▸ **Directions**
Return all lines below containing the word "content".

■ ■ ■ ■

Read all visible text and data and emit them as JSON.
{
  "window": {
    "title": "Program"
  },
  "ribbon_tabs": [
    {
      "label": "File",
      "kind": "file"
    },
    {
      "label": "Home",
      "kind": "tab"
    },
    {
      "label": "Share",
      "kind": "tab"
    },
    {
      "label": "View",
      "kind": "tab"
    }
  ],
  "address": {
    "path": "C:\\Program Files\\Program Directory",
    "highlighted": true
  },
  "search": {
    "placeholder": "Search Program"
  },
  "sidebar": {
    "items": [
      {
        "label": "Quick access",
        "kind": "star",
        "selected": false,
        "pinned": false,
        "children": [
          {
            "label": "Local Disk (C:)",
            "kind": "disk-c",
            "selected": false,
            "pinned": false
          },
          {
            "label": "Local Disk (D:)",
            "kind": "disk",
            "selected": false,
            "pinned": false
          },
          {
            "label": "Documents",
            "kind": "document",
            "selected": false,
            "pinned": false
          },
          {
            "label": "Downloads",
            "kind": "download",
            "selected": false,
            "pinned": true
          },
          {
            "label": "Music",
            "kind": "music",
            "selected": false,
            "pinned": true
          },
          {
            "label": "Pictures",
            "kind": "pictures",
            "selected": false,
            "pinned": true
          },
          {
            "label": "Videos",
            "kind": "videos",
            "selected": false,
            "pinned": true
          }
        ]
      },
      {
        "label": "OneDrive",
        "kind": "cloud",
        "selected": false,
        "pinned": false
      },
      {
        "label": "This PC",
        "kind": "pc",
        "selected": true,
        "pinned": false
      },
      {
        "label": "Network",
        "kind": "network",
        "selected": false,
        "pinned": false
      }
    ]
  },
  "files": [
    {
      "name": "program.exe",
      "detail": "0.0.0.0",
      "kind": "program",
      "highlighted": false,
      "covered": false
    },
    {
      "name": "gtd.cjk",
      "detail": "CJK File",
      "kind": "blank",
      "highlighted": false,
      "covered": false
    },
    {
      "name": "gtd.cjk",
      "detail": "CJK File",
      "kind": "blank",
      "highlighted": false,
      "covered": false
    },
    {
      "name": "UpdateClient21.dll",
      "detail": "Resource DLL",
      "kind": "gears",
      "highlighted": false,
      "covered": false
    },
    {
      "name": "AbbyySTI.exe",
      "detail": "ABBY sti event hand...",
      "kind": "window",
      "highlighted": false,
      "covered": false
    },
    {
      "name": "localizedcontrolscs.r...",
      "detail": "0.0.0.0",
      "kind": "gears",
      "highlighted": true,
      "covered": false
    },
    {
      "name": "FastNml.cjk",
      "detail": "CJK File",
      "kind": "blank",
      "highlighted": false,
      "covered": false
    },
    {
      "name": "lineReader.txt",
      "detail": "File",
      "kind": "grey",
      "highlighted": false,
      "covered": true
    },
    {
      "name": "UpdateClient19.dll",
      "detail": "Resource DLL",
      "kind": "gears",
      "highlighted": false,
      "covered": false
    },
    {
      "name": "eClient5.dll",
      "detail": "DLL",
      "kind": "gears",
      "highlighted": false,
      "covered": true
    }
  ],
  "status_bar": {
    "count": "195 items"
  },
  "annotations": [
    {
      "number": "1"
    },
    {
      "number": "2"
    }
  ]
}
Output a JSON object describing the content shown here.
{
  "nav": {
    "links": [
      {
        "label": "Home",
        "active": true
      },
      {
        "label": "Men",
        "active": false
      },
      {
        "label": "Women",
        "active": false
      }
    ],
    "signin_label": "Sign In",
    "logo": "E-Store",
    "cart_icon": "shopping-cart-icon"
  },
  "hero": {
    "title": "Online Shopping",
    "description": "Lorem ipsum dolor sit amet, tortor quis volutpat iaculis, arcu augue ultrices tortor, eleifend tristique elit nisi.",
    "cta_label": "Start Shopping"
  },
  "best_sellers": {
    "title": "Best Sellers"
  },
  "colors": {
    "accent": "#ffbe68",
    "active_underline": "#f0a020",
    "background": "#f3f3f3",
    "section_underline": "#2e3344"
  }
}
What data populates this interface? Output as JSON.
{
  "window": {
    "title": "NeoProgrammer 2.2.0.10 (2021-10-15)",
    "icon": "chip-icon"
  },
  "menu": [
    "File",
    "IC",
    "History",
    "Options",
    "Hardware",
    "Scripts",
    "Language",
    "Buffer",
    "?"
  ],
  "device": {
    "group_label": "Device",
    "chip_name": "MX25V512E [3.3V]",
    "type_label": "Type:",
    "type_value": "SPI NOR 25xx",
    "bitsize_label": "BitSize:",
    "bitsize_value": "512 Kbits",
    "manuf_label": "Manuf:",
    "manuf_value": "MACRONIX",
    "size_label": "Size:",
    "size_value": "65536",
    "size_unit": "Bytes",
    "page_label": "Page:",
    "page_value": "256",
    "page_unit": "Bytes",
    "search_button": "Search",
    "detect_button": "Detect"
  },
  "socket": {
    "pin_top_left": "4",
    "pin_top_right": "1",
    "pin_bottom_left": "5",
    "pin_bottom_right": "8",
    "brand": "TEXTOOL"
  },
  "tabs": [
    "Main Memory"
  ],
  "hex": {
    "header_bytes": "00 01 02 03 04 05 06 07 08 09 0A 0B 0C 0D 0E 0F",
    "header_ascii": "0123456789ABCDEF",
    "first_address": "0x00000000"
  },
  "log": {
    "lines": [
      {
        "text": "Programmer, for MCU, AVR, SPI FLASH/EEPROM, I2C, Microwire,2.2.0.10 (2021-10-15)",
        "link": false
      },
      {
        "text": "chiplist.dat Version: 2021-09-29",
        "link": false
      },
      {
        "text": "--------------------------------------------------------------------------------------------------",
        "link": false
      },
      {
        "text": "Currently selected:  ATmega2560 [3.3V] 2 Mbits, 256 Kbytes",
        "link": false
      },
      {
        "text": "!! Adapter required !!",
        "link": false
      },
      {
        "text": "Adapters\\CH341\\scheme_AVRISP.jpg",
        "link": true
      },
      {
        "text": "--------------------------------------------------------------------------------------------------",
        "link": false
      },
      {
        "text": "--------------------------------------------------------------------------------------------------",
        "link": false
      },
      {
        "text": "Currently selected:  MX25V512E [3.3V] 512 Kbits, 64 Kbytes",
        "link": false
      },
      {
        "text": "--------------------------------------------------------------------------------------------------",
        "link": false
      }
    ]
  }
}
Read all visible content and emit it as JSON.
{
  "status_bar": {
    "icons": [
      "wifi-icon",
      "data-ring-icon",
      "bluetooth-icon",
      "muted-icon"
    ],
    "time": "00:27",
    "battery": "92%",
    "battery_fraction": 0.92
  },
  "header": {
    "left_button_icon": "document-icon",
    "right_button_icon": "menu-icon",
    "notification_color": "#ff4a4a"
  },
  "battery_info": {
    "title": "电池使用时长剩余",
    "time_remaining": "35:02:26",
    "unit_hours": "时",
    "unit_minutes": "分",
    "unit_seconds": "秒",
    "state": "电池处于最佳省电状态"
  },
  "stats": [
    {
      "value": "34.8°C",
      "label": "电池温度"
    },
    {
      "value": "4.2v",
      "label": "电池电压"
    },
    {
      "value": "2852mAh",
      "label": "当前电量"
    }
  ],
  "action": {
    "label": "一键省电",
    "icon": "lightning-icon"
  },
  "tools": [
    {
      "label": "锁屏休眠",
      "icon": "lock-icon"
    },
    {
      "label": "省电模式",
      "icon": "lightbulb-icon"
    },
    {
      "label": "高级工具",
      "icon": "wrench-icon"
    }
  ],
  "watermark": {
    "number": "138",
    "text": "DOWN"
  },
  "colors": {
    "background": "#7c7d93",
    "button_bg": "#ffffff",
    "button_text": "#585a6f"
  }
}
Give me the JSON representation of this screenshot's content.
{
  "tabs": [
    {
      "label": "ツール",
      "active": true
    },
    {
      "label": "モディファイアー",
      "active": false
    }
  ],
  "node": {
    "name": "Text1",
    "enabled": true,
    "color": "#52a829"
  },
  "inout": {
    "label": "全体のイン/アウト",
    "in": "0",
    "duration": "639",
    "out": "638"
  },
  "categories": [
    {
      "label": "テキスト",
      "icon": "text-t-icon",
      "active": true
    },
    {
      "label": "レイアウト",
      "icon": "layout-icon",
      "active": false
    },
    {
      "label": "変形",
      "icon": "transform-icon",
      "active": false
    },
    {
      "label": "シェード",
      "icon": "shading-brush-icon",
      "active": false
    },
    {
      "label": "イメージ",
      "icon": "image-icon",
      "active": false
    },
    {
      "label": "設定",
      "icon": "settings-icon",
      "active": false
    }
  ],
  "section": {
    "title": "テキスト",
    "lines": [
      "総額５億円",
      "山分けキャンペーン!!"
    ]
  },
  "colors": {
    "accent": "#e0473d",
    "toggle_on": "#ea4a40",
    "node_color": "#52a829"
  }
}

■ ■ ■ ■

▸ **Finished answer**
Output a JSON object describing the content shown here.
Read all visible content and emit it as JSON.
Give me the JSON representation of this screenshot's content.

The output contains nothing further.